[start]

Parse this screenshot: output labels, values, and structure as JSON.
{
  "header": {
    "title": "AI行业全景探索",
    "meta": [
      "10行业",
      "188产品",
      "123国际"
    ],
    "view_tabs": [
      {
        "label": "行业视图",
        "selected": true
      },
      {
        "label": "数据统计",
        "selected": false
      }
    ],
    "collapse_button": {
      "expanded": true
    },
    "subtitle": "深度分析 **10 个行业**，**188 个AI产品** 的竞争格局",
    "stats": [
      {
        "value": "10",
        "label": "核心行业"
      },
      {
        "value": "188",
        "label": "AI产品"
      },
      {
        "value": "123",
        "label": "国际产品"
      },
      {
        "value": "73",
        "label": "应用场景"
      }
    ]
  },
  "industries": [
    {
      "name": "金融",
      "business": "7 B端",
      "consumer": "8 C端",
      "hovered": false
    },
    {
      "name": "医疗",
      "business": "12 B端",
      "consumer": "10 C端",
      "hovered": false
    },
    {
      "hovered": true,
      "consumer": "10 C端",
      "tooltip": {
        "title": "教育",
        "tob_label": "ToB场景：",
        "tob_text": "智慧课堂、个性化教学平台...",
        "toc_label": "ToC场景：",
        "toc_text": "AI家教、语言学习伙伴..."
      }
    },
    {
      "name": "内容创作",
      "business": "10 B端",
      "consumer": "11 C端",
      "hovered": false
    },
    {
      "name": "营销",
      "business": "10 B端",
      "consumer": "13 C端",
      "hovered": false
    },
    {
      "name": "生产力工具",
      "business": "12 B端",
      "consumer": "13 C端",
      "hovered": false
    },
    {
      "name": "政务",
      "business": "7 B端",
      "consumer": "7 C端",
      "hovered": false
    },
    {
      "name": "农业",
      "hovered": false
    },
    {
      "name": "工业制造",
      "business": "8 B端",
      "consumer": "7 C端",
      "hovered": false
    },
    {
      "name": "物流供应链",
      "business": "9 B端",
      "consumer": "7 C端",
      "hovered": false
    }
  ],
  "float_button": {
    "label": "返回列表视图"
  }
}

[end]

▸ OBJECTIVE
Using the data above, repeat every line exactly.

▸ SOLUTION TO THIS TASK
Parse this screenshot: output labels, values, and structure as JSON.
{
  "header": {
    "title": "AI行业全景探索",
    "meta": [
      "10行业",
      "188产品",
      "123国际"
    ],
    "view_tabs": [
      {
        "label": "行业视图",
        "selected": true
      },
      {
        "label": "数据统计",
        "selected": false
      }
    ],
    "collapse_button": {
      "expanded": true
    },
    "subtitle": "深度分析 **10 个行业**，**188 个AI产品** 的竞争格局",
    "stats": [
      {
        "value": "10",
        "label": "核心行业"
      },
      {
        "value": "188",
        "label": "AI产品"
      },
      {
        "value": "123",
        "label": "国际产品"
      },
      {
        "value": "73",
        "label": "应用场景"
      }
    ]
  },
  "industries": [
    {
      "name": "金融",
      "business": "7 B端",
      "consumer": "8 C端",
      "hovered": false
    },
    {
      "name": "医疗",
      "business": "12 B端",
      "consumer": "10 C端",
      "hovered": false
    },
    {
      "hovered": true,
      "consumer": "10 C端",
      "tooltip": {
        "title": "教育",
        "tob_label": "ToB场景：",
        "tob_text": "智慧课堂、个性化教学平台...",
        "toc_label": "ToC场景：",
        "toc_text": "AI家教、语言学习伙伴..."
      }
    },
    {
      "name": "内容创作",
      "business": "10 B端",
      "consumer": "11 C端",
      "hovered": false
    },
    {
      "name": "营销",
      "business": "10 B端",
      "consumer": "13 C端",
      "hovered": false
    },
    {
      "name": "生产力工具",
      "business": "12 B端",
      "consumer": "13 C端",
      "hovered": false
    },
    {
      "name": "政务",
      "business": "7 B端",
      "consumer": "7 C端",
      "hovered": false
    },
    {
      "name": "农业",
      "hovered": false
    },
    {
      "name": "工业制造",
      "business": "8 B端",
      "consumer": "7 C端",
      "hovered": false
    },
    {
      "name": "物流供应链",
      "business": "9 B端",
      "consumer": "7 C端",
      "hovered": false
    }
  ],
  "float_button": {
    "label": "返回列表视图"
  }
}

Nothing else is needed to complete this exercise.